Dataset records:
-- -- --

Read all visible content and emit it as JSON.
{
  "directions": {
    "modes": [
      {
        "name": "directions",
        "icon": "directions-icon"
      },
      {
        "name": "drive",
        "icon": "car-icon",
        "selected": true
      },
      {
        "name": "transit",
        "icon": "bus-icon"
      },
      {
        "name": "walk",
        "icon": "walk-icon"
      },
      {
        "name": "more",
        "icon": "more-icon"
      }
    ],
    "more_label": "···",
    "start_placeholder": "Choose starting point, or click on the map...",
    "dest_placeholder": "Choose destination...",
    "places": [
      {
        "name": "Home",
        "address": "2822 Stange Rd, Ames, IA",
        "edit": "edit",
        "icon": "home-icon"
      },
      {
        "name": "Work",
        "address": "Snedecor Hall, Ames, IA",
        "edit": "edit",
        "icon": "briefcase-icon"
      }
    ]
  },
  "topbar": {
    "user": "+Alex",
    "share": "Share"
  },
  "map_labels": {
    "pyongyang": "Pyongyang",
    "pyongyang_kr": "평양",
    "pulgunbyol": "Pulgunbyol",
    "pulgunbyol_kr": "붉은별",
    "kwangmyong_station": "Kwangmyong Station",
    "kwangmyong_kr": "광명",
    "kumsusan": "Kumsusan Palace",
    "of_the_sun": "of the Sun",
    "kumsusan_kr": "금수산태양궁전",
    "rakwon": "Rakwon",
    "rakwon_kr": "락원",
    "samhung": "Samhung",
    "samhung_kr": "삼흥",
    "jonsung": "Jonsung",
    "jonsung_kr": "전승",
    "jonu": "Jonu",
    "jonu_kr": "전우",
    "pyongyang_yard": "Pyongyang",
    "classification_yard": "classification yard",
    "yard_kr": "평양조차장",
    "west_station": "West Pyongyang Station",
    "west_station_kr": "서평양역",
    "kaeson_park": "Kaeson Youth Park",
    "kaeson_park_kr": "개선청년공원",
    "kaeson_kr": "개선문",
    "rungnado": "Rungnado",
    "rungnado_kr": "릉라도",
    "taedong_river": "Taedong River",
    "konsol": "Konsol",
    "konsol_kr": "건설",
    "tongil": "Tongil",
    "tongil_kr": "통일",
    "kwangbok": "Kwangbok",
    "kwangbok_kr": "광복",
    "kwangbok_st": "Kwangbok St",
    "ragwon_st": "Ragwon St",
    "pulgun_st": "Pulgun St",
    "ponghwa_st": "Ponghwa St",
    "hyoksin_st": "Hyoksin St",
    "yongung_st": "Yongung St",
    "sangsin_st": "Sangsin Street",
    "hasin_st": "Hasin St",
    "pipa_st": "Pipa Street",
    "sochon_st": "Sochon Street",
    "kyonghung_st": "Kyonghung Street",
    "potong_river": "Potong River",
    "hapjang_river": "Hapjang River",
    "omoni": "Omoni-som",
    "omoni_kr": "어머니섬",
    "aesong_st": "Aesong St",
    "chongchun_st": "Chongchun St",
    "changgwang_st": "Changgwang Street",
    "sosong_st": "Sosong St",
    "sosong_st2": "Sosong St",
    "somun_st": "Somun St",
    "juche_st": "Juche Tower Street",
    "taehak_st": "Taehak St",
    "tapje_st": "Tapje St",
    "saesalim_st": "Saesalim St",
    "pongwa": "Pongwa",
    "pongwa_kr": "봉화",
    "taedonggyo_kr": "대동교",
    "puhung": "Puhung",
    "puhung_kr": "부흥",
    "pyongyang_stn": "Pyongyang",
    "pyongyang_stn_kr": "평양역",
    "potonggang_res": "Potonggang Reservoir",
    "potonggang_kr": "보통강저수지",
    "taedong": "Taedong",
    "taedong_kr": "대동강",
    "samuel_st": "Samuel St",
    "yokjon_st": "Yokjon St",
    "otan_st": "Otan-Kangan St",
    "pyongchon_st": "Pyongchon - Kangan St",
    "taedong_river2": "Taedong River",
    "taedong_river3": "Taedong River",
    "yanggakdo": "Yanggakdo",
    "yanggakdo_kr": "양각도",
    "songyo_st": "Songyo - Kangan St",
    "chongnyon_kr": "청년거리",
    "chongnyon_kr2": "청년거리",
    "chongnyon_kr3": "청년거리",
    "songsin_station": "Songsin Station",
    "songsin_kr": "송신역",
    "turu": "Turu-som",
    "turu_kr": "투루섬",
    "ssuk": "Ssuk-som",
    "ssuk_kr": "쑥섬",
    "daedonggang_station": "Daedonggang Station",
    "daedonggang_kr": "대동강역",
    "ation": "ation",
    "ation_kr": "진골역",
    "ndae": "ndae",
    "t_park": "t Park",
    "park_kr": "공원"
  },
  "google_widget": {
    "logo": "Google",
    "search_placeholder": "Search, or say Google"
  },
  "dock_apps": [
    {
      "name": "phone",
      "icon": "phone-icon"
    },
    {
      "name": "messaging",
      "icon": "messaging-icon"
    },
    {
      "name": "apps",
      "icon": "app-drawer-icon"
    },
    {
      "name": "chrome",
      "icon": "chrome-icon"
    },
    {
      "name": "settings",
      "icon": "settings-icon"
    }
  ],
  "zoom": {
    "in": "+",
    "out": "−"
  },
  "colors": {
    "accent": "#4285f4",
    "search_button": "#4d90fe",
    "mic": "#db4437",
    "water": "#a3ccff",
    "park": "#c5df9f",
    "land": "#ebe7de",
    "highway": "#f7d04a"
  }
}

-- -- --

| Exercise brief |
Print the records once more, exactly as they were given.

| Response to this exercise |
Read all visible content and emit it as JSON.
{
  "directions": {
    "modes": [
      {
        "name": "directions",
        "icon": "directions-icon"
      },
      {
        "name": "drive",
        "icon": "car-icon",
        "selected": true
      },
      {
        "name": "transit",
        "icon": "bus-icon"
      },
      {
        "name": "walk",
        "icon": "walk-icon"
      },
      {
        "name": "more",
        "icon": "more-icon"
      }
    ],
    "more_label": "···",
    "start_placeholder": "Choose starting point, or click on the map...",
    "dest_placeholder": "Choose destination...",
    "places": [
      {
        "name": "Home",
        "address": "2822 Stange Rd, Ames, IA",
        "edit": "edit",
        "icon": "home-icon"
      },
      {
        "name": "Work",
        "address": "Snedecor Hall, Ames, IA",
        "edit": "edit",
        "icon": "briefcase-icon"
      }
    ]
  },
  "topbar": {
    "user": "+Alex",
    "share": "Share"
  },
  "map_labels": {
    "pyongyang": "Pyongyang",
    "pyongyang_kr": "평양",
    "pulgunbyol": "Pulgunbyol",
    "pulgunbyol_kr": "붉은별",
    "kwangmyong_station": "Kwangmyong Station",
    "kwangmyong_kr": "광명",
    "kumsusan": "Kumsusan Palace",
    "of_the_sun": "of the Sun",
    "kumsusan_kr": "금수산태양궁전",
    "rakwon": "Rakwon",
    "rakwon_kr": "락원",
    "samhung": "Samhung",
    "samhung_kr": "삼흥",
    "jonsung": "Jonsung",
    "jonsung_kr": "전승",
    "jonu": "Jonu",
    "jonu_kr": "전우",
    "pyongyang_yard": "Pyongyang",
    "classification_yard": "classification yard",
    "yard_kr": "평양조차장",
    "west_station": "West Pyongyang Station",
    "west_station_kr": "서평양역",
    "kaeson_park": "Kaeson Youth Park",
    "kaeson_park_kr": "개선청년공원",
    "kaeson_kr": "개선문",
    "rungnado": "Rungnado",
    "rungnado_kr": "릉라도",
    "taedong_river": "Taedong River",
    "konsol": "Konsol",
    "konsol_kr": "건설",
    "tongil": "Tongil",
    "tongil_kr": "통일",
    "kwangbok": "Kwangbok",
    "kwangbok_kr": "광복",
    "kwangbok_st": "Kwangbok St",
    "ragwon_st": "Ragwon St",
    "pulgun_st": "Pulgun St",
    "ponghwa_st": "Ponghwa St",
    "hyoksin_st": "Hyoksin St",
    "yongung_st": "Yongung St",
    "sangsin_st": "Sangsin Street",
    "hasin_st": "Hasin St",
    "pipa_st": "Pipa Street",
    "sochon_st": "Sochon Street",
    "kyonghung_st": "Kyonghung Street",
    "potong_river": "Potong River",
    "hapjang_river": "Hapjang River",
    "omoni": "Omoni-som",
    "omoni_kr": "어머니섬",
    "aesong_st": "Aesong St",
    "chongchun_st": "Chongchun St",
    "changgwang_st": "Changgwang Street",
    "sosong_st": "Sosong St",
    "sosong_st2": "Sosong St",
    "somun_st": "Somun St",
    "juche_st": "Juche Tower Street",
    "taehak_st": "Taehak St",
    "tapje_st": "Tapje St",
    "saesalim_st": "Saesalim St",
    "pongwa": "Pongwa",
    "pongwa_kr": "봉화",
    "taedonggyo_kr": "대동교",
    "puhung": "Puhung",
    "puhung_kr": "부흥",
    "pyongyang_stn": "Pyongyang",
    "pyongyang_stn_kr": "평양역",
    "potonggang_res": "Potonggang Reservoir",
    "potonggang_kr": "보통강저수지",
    "taedong": "Taedong",
    "taedong_kr": "대동강",
    "samuel_st": "Samuel St",
    "yokjon_st": "Yokjon St",
    "otan_st": "Otan-Kangan St",
    "pyongchon_st": "Pyongchon - Kangan St",
    "taedong_river2": "Taedong River",
    "taedong_river3": "Taedong River",
    "yanggakdo": "Yanggakdo",
    "yanggakdo_kr": "양각도",
    "songyo_st": "Songyo - Kangan St",
    "chongnyon_kr": "청년거리",
    "chongnyon_kr2": "청년거리",
    "chongnyon_kr3": "청년거리",
    "songsin_station": "Songsin Station",
    "songsin_kr": "송신역",
    "turu": "Turu-som",
    "turu_kr": "투루섬",
    "ssuk": "Ssuk-som",
    "ssuk_kr": "쑥섬",
    "daedonggang_station": "Daedonggang Station",
    "daedonggang_kr": "대동강역",
    "ation": "ation",
    "ation_kr": "진골역",
    "ndae": "ndae",
    "t_park": "t Park",
    "park_kr": "공원"
  },
  "google_widget": {
    "logo": "Google",
    "search_placeholder": "Search, or say Google"
  },
  "dock_apps": [
    {
      "name": "phone",
      "icon": "phone-icon"
    },
    {
      "name": "messaging",
      "icon": "messaging-icon"
    },
    {
      "name": "apps",
      "icon": "app-drawer-icon"
    },
    {
      "name": "chrome",
      "icon": "chrome-icon"
    },
    {
      "name": "settings",
      "icon": "settings-icon"
    }
  ],
  "zoom": {
    "in": "+",
    "out": "−"
  },
  "colors": {
    "accent": "#4285f4",
    "search_button": "#4d90fe",
    "mic": "#db4437",
    "water": "#a3ccff",
    "park": "#c5df9f",
    "land": "#ebe7de",
    "highway": "#f7d04a"
  }
}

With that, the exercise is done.